++++ RECORDS SHOWN ++++

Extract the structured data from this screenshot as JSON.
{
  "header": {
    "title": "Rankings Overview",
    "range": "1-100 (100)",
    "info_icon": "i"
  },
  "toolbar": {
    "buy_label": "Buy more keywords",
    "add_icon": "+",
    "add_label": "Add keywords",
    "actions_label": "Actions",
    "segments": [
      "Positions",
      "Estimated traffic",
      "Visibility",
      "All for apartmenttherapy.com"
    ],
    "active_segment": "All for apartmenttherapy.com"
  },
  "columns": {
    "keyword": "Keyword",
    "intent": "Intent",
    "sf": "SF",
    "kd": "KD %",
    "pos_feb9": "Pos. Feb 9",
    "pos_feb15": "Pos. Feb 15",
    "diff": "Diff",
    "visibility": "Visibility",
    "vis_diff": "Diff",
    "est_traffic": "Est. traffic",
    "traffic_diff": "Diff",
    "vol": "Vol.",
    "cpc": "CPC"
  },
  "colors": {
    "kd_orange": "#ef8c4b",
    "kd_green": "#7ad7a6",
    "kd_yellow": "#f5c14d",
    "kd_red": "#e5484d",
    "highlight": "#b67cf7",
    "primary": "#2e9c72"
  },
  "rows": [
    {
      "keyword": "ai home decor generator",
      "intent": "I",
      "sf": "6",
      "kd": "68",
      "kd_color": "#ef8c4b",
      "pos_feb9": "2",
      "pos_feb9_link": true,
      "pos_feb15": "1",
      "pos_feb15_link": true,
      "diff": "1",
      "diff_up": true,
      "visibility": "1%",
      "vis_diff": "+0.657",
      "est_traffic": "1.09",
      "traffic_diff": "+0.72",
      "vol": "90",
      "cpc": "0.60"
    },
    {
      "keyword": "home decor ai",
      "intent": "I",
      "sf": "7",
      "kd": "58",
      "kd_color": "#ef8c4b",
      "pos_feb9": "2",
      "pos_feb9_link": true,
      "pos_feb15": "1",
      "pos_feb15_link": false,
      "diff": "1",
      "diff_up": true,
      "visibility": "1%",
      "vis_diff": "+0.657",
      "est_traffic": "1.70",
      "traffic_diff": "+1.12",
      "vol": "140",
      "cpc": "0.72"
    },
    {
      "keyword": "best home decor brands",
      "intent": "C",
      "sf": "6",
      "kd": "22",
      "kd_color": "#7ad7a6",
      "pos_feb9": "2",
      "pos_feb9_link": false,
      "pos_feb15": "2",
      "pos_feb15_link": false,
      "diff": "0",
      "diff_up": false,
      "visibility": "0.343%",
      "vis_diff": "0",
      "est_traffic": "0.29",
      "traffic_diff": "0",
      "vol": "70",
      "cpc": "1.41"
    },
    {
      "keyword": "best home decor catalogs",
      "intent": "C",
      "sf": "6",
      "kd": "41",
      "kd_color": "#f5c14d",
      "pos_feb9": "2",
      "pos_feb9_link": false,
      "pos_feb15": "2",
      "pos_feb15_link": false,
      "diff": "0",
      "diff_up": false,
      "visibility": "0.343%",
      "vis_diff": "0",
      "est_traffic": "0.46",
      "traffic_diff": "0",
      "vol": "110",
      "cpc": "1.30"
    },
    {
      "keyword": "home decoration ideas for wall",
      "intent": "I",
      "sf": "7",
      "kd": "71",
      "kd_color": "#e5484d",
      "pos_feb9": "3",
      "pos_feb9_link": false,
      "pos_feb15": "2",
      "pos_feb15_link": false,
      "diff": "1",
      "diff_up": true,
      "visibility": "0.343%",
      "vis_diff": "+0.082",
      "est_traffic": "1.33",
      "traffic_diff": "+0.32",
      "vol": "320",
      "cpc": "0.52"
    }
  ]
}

++++

Write out the records shown above, exactly as they appear.

◆ **THE RESULT**
Extract the structured data from this screenshot as JSON.
{
  "header": {
    "title": "Rankings Overview",
    "range": "1-100 (100)",
    "info_icon": "i"
  },
  "toolbar": {
    "buy_label": "Buy more keywords",
    "add_icon": "+",
    "add_label": "Add keywords",
    "actions_label": "Actions",
    "segments": [
      "Positions",
      "Estimated traffic",
      "Visibility",
      "All for apartmenttherapy.com"
    ],
    "active_segment": "All for apartmenttherapy.com"
  },
  "columns": {
    "keyword": "Keyword",
    "intent": "Intent",
    "sf": "SF",
    "kd": "KD %",
    "pos_feb9": "Pos. Feb 9",
    "pos_feb15": "Pos. Feb 15",
    "diff": "Diff",
    "visibility": "Visibility",
    "vis_diff": "Diff",
    "est_traffic": "Est. traffic",
    "traffic_diff": "Diff",
    "vol": "Vol.",
    "cpc": "CPC"
  },
  "colors": {
    "kd_orange": "#ef8c4b",
    "kd_green": "#7ad7a6",
    "kd_yellow": "#f5c14d",
    "kd_red": "#e5484d",
    "highlight": "#b67cf7",
    "primary": "#2e9c72"
  },
  "rows": [
    {
      "keyword": "ai home decor generator",
      "intent": "I",
      "sf": "6",
      "kd": "68",
      "kd_color": "#ef8c4b",
      "pos_feb9": "2",
      "pos_feb9_link": true,
      "pos_feb15": "1",
      "pos_feb15_link": true,
      "diff": "1",
      "diff_up": true,
      "visibility": "1%",
      "vis_diff": "+0.657",
      "est_traffic": "1.09",
      "traffic_diff": "+0.72",
      "vol": "90",
      "cpc": "0.60"
    },
    {
      "keyword": "home decor ai",
      "intent": "I",
      "sf": "7",
      "kd": "58",
      "kd_color": "#ef8c4b",
      "pos_feb9": "2",
      "pos_feb9_link": true,
      "pos_feb15": "1",
      "pos_feb15_link": false,
      "diff": "1",
      "diff_up": true,
      "visibility": "1%",
      "vis_diff": "+0.657",
      "est_traffic": "1.70",
      "traffic_diff": "+1.12",
      "vol": "140",
      "cpc": "0.72"
    },
    {
      "keyword": "best home decor brands",
      "intent": "C",
      "sf": "6",
      "kd": "22",
      "kd_color": "#7ad7a6",
      "pos_feb9": "2",
      "pos_feb9_link": false,
      "pos_feb15": "2",
      "pos_feb15_link": false,
      "diff": "0",
      "diff_up": false,
      "visibility": "0.343%",
      "vis_diff": "0",
      "est_traffic": "0.29",
      "traffic_diff": "0",
      "vol": "70",
      "cpc": "1.41"
    },
    {
      "keyword": "best home decor catalogs",
      "intent": "C",
      "sf": "6",
      "kd": "41",
      "kd_color": "#f5c14d",
      "pos_feb9": "2",
      "pos_feb9_link": false,
      "pos_feb15": "2",
      "pos_feb15_link": false,
      "diff": "0",
      "diff_up": false,
      "visibility": "0.343%",
      "vis_diff": "0",
      "est_traffic": "0.46",
      "traffic_diff": "0",
      "vol": "110",
      "cpc": "1.30"
    },
    {
      "keyword": "home decoration ideas for wall",
      "intent": "I",
      "sf": "7",
      "kd": "71",
      "kd_color": "#e5484d",
      "pos_feb9": "3",
      "pos_feb9_link": false,
      "pos_feb15": "2",
      "pos_feb15_link": false,
      "diff": "1",
      "diff_up": true,
      "visibility": "0.343%",
      "vis_diff": "+0.082",
      "est_traffic": "1.33",
      "traffic_diff": "+0.32",
      "vol": "320",
      "cpc": "0.52"
    }
  ]
}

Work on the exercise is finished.